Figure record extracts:
-- Begin --

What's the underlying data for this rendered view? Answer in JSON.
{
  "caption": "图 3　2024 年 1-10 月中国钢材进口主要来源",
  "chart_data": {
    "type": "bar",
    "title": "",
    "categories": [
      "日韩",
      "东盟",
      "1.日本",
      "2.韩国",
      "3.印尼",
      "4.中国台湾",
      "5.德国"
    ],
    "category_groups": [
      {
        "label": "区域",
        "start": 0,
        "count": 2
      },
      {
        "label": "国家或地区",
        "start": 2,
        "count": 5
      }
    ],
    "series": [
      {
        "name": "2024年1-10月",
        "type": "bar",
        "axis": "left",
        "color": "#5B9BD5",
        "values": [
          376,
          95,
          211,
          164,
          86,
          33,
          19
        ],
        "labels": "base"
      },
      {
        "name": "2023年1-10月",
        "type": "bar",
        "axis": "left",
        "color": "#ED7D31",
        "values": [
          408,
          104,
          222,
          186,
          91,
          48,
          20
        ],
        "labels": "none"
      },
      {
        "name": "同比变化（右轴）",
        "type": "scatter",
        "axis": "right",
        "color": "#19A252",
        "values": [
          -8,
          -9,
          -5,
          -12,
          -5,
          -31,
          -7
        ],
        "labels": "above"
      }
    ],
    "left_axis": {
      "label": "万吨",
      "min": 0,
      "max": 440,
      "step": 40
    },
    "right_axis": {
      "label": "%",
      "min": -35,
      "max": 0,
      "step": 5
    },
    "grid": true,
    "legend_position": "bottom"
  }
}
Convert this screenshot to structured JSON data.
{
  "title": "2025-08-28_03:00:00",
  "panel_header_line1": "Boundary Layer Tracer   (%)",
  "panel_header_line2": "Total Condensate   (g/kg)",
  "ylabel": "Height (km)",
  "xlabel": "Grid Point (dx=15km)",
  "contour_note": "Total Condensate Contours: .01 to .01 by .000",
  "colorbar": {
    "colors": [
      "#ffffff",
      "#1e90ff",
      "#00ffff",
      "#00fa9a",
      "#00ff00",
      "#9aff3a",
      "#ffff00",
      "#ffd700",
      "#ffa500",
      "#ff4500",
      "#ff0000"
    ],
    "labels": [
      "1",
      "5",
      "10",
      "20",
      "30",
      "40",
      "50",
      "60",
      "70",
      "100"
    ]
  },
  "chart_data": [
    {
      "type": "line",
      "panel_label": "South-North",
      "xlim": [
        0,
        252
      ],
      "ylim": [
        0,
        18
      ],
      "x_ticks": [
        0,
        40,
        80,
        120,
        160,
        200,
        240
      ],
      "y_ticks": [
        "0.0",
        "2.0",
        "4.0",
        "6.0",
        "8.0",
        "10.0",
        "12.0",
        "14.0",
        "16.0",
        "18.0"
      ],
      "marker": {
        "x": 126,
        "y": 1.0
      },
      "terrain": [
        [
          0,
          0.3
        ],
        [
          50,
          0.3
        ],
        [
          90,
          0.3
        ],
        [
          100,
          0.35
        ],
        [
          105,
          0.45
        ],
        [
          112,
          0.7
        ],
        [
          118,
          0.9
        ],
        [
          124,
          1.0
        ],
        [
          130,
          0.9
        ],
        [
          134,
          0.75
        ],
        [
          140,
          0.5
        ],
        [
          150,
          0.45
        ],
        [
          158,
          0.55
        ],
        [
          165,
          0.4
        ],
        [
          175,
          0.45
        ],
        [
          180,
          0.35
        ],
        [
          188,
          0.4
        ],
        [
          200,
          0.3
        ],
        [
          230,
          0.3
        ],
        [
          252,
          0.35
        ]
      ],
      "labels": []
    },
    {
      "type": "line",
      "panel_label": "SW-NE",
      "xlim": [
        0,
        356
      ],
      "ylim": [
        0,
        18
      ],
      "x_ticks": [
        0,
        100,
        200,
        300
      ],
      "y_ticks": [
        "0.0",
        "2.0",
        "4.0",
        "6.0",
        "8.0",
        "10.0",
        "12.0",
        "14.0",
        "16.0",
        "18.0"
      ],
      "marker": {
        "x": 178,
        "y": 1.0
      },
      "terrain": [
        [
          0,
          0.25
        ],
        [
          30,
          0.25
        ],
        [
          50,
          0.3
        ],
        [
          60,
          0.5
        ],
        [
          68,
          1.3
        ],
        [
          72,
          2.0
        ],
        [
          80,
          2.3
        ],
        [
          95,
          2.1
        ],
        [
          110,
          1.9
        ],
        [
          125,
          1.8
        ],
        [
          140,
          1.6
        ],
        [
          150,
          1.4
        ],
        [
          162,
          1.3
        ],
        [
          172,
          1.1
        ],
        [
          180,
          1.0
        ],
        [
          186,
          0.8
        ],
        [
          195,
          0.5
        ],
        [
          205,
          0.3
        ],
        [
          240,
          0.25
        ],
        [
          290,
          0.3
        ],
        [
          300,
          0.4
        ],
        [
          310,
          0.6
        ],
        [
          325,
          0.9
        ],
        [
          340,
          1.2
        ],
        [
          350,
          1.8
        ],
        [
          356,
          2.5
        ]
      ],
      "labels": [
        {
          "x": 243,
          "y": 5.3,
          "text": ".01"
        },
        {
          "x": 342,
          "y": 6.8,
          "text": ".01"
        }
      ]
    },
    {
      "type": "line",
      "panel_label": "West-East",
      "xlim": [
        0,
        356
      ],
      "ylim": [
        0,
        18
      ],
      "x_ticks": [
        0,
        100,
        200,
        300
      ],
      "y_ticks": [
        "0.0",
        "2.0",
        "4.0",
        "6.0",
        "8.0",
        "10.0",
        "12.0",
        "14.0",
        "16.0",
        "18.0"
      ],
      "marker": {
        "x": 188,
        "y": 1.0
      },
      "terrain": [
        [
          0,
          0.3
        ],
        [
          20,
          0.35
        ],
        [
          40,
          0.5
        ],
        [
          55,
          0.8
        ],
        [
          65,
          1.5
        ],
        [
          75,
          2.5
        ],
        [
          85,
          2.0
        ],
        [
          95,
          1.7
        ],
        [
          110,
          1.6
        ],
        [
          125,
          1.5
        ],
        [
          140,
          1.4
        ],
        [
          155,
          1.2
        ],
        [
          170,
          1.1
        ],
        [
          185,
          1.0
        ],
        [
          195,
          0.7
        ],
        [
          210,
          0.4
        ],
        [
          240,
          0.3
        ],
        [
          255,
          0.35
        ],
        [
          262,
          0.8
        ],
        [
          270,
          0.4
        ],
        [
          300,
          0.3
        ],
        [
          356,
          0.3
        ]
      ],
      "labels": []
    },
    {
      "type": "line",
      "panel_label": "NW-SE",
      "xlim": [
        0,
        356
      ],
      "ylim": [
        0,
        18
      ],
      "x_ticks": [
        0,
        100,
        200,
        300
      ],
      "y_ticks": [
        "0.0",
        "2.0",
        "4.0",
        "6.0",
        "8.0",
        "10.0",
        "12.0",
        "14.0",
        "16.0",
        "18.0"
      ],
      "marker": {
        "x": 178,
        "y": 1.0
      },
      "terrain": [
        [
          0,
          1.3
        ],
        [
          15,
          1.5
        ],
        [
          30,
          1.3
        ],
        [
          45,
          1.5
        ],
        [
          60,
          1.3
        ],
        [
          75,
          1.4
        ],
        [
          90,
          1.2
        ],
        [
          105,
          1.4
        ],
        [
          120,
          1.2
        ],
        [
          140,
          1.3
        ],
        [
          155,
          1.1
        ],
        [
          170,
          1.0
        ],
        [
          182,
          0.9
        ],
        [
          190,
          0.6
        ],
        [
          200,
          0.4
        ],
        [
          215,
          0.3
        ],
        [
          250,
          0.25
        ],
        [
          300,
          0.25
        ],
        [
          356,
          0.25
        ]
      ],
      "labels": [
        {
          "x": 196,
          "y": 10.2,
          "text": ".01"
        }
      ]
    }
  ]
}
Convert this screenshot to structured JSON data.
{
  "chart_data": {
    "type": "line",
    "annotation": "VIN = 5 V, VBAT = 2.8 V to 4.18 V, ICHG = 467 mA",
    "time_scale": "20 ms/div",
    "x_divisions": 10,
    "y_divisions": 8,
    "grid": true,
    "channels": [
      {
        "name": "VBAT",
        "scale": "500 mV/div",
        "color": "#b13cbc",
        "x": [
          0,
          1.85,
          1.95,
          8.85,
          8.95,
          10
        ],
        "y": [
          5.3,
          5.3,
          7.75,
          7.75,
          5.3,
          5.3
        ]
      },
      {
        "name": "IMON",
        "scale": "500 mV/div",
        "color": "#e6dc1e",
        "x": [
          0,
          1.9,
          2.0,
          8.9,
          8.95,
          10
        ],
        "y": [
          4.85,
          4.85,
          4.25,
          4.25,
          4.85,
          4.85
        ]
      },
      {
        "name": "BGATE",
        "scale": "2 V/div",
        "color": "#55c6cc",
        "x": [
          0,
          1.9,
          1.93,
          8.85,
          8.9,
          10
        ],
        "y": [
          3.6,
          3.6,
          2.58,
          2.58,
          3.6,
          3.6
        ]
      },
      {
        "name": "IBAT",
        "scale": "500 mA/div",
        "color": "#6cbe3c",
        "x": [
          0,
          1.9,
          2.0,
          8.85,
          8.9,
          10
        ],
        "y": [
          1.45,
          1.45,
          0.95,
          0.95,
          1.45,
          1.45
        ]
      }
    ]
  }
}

-- End --

List each line of the records that holds the string "labels".

        "labels": "base"
        "labels": "none"
        "labels": "above"
    "labels": [
      "labels": []
      "labels": [
      "labels": []
      "labels": [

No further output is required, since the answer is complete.